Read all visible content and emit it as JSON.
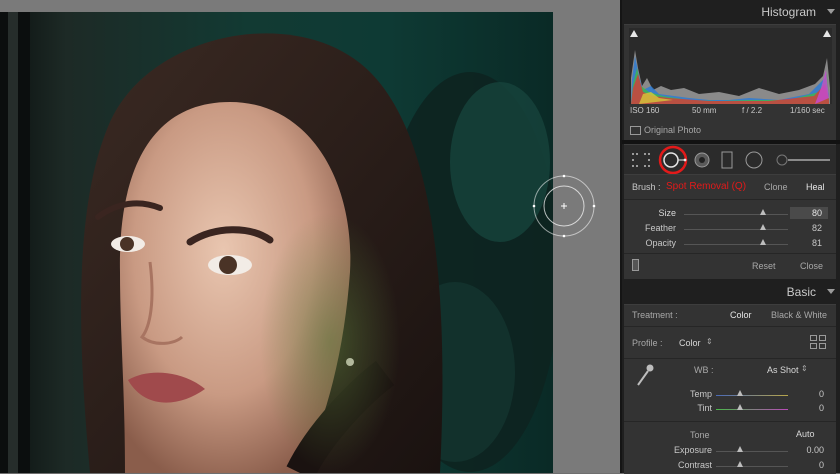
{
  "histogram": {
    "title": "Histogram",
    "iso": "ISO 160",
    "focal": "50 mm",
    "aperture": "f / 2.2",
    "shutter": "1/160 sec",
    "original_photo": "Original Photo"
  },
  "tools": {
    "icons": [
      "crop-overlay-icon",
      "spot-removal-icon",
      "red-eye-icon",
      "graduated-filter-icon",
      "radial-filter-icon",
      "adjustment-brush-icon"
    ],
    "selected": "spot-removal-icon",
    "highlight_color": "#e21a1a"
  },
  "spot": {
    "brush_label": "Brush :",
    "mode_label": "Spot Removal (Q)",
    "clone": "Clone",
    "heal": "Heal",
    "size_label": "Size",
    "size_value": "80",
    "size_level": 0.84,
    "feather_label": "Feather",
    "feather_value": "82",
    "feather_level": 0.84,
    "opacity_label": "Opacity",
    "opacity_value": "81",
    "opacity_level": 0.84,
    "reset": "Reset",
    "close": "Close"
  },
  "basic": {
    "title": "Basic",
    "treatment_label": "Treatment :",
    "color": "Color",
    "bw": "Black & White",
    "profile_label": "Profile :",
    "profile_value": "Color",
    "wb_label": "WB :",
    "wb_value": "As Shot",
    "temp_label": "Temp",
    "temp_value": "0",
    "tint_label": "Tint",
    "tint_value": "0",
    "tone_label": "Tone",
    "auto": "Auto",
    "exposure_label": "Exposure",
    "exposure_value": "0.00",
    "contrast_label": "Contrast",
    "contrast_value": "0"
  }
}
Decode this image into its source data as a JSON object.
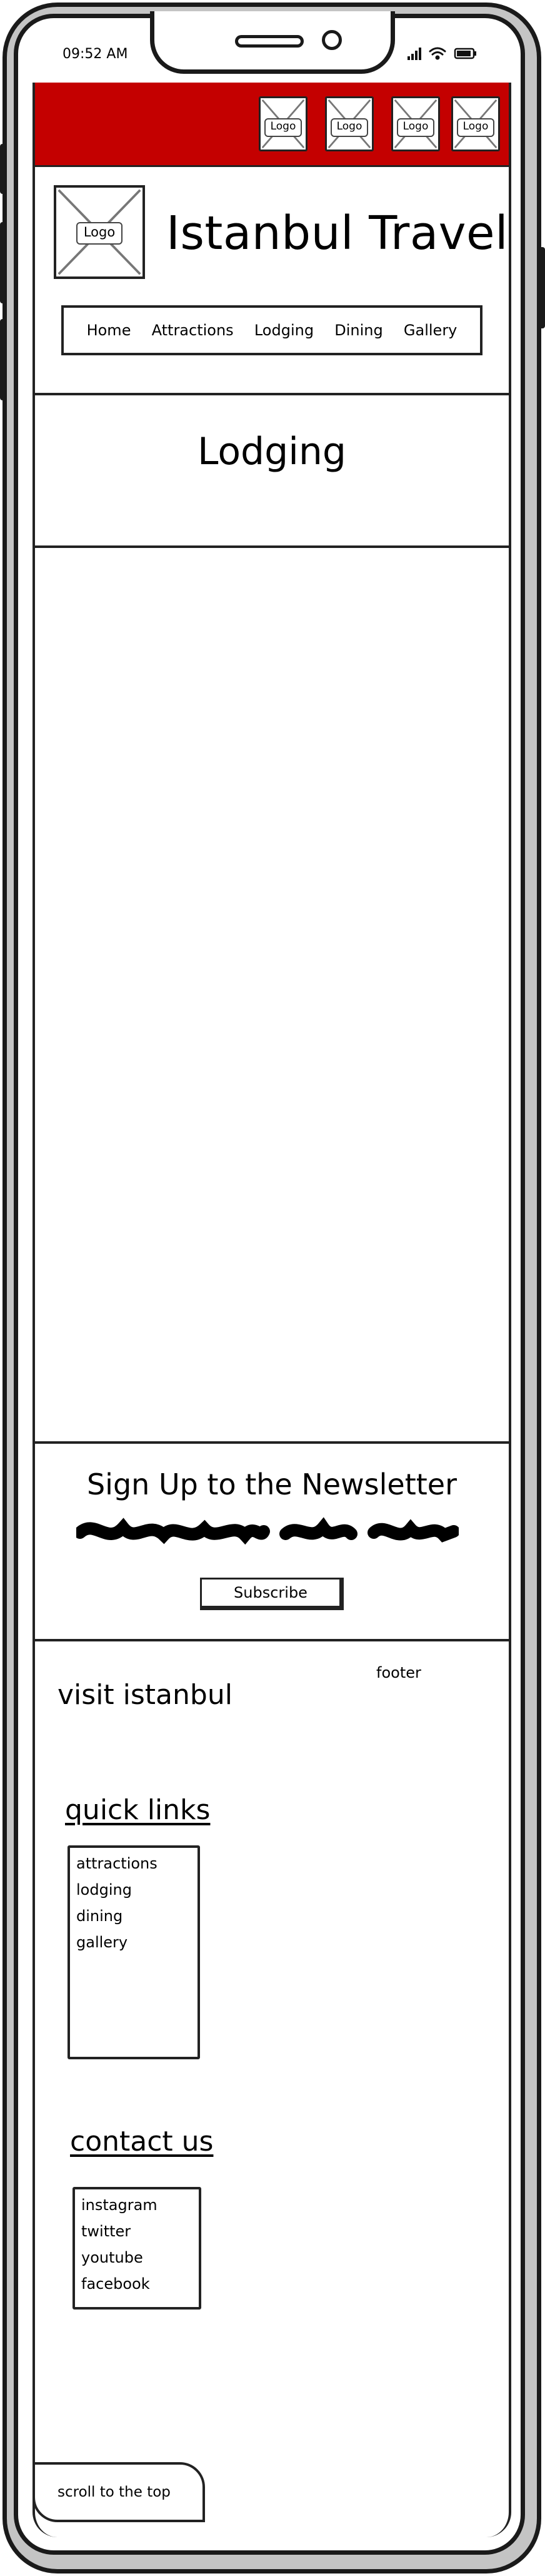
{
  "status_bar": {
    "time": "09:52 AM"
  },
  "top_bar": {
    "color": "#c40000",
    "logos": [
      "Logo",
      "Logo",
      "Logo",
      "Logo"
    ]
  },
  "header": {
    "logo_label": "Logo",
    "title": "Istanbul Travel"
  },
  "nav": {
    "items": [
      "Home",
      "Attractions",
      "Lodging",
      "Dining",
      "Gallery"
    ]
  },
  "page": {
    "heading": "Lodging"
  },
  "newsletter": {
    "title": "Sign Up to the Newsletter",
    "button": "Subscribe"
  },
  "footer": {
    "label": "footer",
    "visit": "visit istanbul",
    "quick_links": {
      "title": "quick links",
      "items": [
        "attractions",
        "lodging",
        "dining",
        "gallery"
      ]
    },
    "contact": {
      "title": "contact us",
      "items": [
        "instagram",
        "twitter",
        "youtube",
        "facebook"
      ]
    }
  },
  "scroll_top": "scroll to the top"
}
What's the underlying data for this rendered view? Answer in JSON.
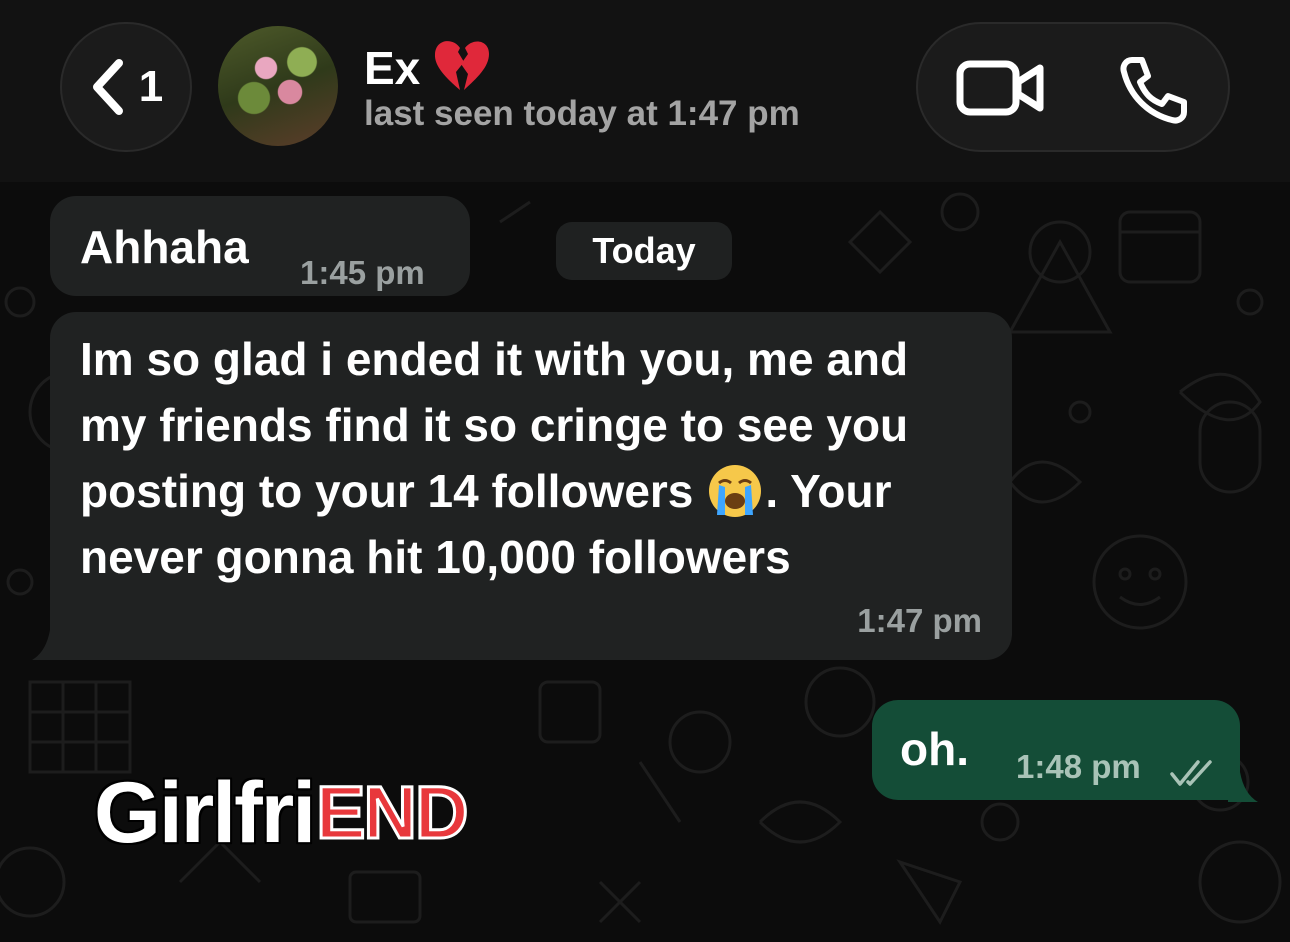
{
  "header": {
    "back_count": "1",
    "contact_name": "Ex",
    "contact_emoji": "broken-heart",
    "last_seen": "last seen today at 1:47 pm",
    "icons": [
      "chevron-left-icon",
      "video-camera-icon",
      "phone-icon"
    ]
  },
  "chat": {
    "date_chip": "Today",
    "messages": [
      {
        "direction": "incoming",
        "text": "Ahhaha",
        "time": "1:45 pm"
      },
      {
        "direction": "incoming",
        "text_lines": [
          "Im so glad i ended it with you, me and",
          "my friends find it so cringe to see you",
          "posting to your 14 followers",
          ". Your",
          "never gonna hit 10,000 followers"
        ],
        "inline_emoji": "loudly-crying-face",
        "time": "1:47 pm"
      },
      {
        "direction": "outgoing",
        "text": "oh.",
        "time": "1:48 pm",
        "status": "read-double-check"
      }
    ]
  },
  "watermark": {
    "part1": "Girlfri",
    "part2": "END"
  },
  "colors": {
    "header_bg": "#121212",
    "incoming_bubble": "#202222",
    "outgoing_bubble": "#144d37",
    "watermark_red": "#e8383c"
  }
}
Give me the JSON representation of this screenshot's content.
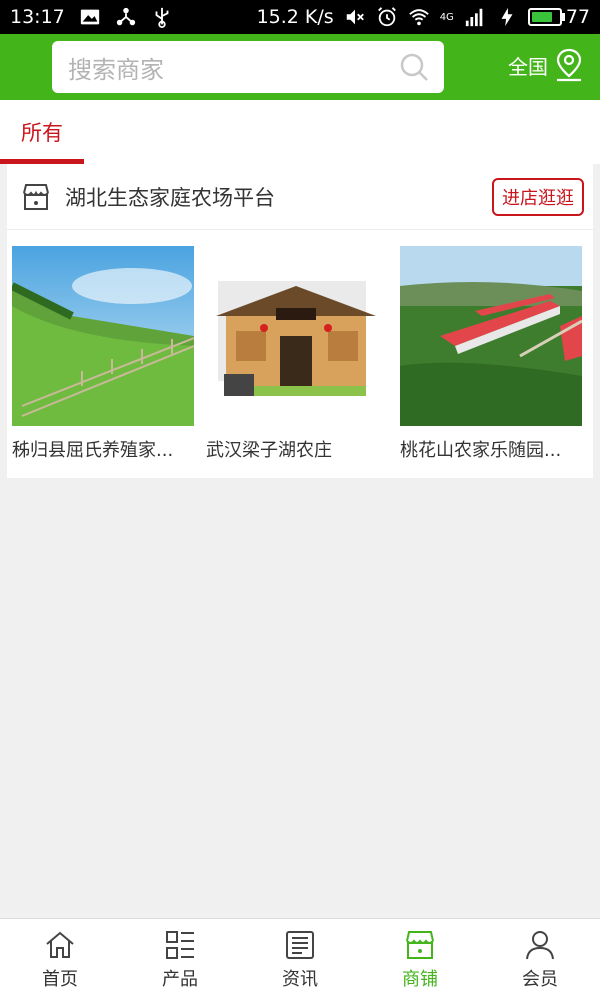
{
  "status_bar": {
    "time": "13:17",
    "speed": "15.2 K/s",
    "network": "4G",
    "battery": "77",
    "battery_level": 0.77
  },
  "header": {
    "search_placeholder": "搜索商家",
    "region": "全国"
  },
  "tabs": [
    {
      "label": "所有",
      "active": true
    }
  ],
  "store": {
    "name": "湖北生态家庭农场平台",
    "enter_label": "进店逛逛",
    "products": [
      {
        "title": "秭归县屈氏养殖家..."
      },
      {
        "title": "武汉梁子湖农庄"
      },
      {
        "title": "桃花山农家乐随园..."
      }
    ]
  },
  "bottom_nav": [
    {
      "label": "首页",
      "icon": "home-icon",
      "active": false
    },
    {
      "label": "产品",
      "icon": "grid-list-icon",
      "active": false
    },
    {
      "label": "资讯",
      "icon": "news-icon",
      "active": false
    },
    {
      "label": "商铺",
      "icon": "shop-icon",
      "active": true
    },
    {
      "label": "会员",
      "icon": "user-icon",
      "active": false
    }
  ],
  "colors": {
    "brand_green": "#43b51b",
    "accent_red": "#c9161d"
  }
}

+ + + + + + +

• PROBLEM STATEMENT: Except for the pictures, print the data above exactly.

• OUTPUT FOR THIS TASK:
Read all visible content and emit it as JSON.
{
  "histogram": {
    "title": "Histogram",
    "iso": "ISO 160",
    "focal": "50 mm",
    "aperture": "f / 2.2",
    "shutter": "1/160 sec",
    "original_photo": "Original Photo"
  },
  "tools": {
    "icons": [
      "crop-overlay-icon",
      "spot-removal-icon",
      "red-eye-icon",
      "graduated-filter-icon",
      "radial-filter-icon",
      "adjustment-brush-icon"
    ],
    "selected": "spot-removal-icon",
    "highlight_color": "#e21a1a"
  },
  "spot": {
    "brush_label": "Brush :",
    "mode_label": "Spot Removal (Q)",
    "clone": "Clone",
    "heal": "Heal",
    "size_label": "Size",
    "size_value": "80",
    "size_level": 0.84,
    "feather_label": "Feather",
    "feather_value": "82",
    "feather_level": 0.84,
    "opacity_label": "Opacity",
    "opacity_value": "81",
    "opacity_level": 0.84,
    "reset": "Reset",
    "close": "Close"
  },
  "basic": {
    "title": "Basic",
    "treatment_label": "Treatment :",
    "color": "Color",
    "bw": "Black & White",
    "profile_label": "Profile :",
    "profile_value": "Color",
    "wb_label": "WB :",
    "wb_value": "As Shot",
    "temp_label": "Temp",
    "temp_value": "0",
    "tint_label": "Tint",
    "tint_value": "0",
    "tone_label": "Tone",
    "auto": "Auto",
    "exposure_label": "Exposure",
    "exposure_value": "0.00",
    "contrast_label": "Contrast",
    "contrast_value": "0"
  }
}
Decode this image into its source data as a JSON object.
{
  "status_bar": {
    "time": "09:52 AM"
  },
  "top_bar": {
    "color": "#c40000",
    "logos": [
      "Logo",
      "Logo",
      "Logo",
      "Logo"
    ]
  },
  "header": {
    "logo_label": "Logo",
    "title": "Istanbul Travel"
  },
  "nav": {
    "items": [
      "Home",
      "Attractions",
      "Lodging",
      "Dining",
      "Gallery"
    ]
  },
  "page": {
    "heading": "Lodging"
  },
  "newsletter": {
    "title": "Sign Up to the Newsletter",
    "button": "Subscribe"
  },
  "footer": {
    "label": "footer",
    "visit": "visit istanbul",
    "quick_links": {
      "title": "quick links",
      "items": [
        "attractions",
        "lodging",
        "dining",
        "gallery"
      ]
    },
    "contact": {
      "title": "contact us",
      "items": [
        "instagram",
        "twitter",
        "youtube",
        "facebook"
      ]
    }
  },
  "scroll_top": "scroll to the top"
}
What's the underlying data for this rendered view? Answer in JSON.
{
  "header": {
    "back_count": "1",
    "contact_name": "Ex",
    "contact_emoji": "broken-heart",
    "last_seen": "last seen today at 1:47 pm",
    "icons": [
      "chevron-left-icon",
      "video-camera-icon",
      "phone-icon"
    ]
  },
  "chat": {
    "date_chip": "Today",
    "messages": [
      {
        "direction": "incoming",
        "text": "Ahhaha",
        "time": "1:45 pm"
      },
      {
        "direction": "incoming",
        "text_lines": [
          "Im so glad i ended it with you, me and",
          "my friends find it so cringe to see you",
          "posting to your 14 followers",
          ". Your",
          "never gonna hit 10,000 followers"
        ],
        "inline_emoji": "loudly-crying-face",
        "time": "1:47 pm"
      },
      {
        "direction": "outgoing",
        "text": "oh.",
        "time": "1:48 pm",
        "status": "read-double-check"
      }
    ]
  },
  "watermark": {
    "part1": "Girlfri",
    "part2": "END"
  },
  "colors": {
    "header_bg": "#121212",
    "incoming_bubble": "#202222",
    "outgoing_bubble": "#144d37",
    "watermark_red": "#e8383c"
  }
}
Give me the JSON representation of this screenshot's content.
{
  "status_bar": {
    "time": "13:17",
    "speed": "15.2 K/s",
    "network": "4G",
    "battery": "77",
    "battery_level": 0.77
  },
  "header": {
    "search_placeholder": "搜索商家",
    "region": "全国"
  },
  "tabs": [
    {
      "label": "所有",
      "active": true
    }
  ],
  "store": {
    "name": "湖北生态家庭农场平台",
    "enter_label": "进店逛逛",
    "products": [
      {
        "title": "秭归县屈氏养殖家..."
      },
      {
        "title": "武汉梁子湖农庄"
      },
      {
        "title": "桃花山农家乐随园..."
      }
    ]
  },
  "bottom_nav": [
    {
      "label": "首页",
      "icon": "home-icon",
      "active": false
    },
    {
      "label": "产品",
      "icon": "grid-list-icon",
      "active": false
    },
    {
      "label": "资讯",
      "icon": "news-icon",
      "active": false
    },
    {
      "label": "商铺",
      "icon": "shop-icon",
      "active": true
    },
    {
      "label": "会员",
      "icon": "user-icon",
      "active": false
    }
  ],
  "colors": {
    "brand_green": "#43b51b",
    "accent_red": "#c9161d"
  }
}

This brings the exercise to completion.